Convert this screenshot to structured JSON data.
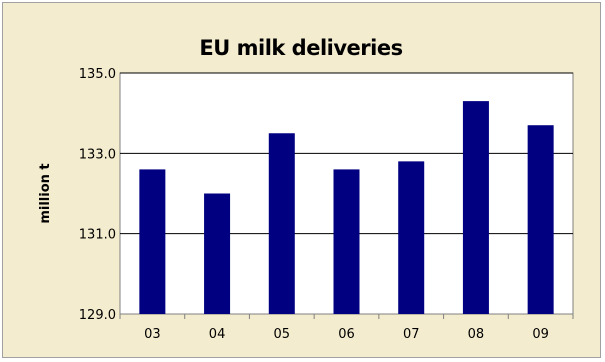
{
  "chart_data": {
    "type": "bar",
    "title": "EU milk deliveries",
    "xlabel": "",
    "ylabel": "million t",
    "ylabel_visible": "million t",
    "categories": [
      "03",
      "04",
      "05",
      "06",
      "07",
      "08",
      "09"
    ],
    "values": [
      132.6,
      132.0,
      133.5,
      132.6,
      132.8,
      134.3,
      133.7
    ],
    "ylim": [
      129.0,
      135.0
    ],
    "yticks": [
      "129.0",
      "131.0",
      "133.0",
      "135.0"
    ],
    "grid": true,
    "legend": "none",
    "colors": {
      "bar": "#000080",
      "plot_background": "#ffffff",
      "chart_background": "#f4ecce",
      "gridline": "#000000"
    }
  }
}
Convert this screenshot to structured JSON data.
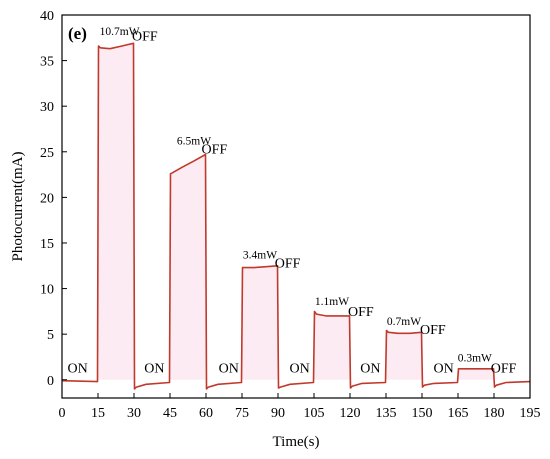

Direction
Set the data above down again exactly as given, with no pictures.

Answer to the exercise
Convert this screenshot to structured JSON data.
{
  "chart_data": {
    "type": "bar",
    "title": "EU milk deliveries",
    "xlabel": "",
    "ylabel": "million t",
    "ylabel_visible": "million t",
    "categories": [
      "03",
      "04",
      "05",
      "06",
      "07",
      "08",
      "09"
    ],
    "values": [
      132.6,
      132.0,
      133.5,
      132.6,
      132.8,
      134.3,
      133.7
    ],
    "ylim": [
      129.0,
      135.0
    ],
    "yticks": [
      "129.0",
      "131.0",
      "133.0",
      "135.0"
    ],
    "grid": true,
    "legend": "none",
    "colors": {
      "bar": "#000080",
      "plot_background": "#ffffff",
      "chart_background": "#f4ecce",
      "gridline": "#000000"
    }
  }
}
Convert this screenshot to structured JSON data.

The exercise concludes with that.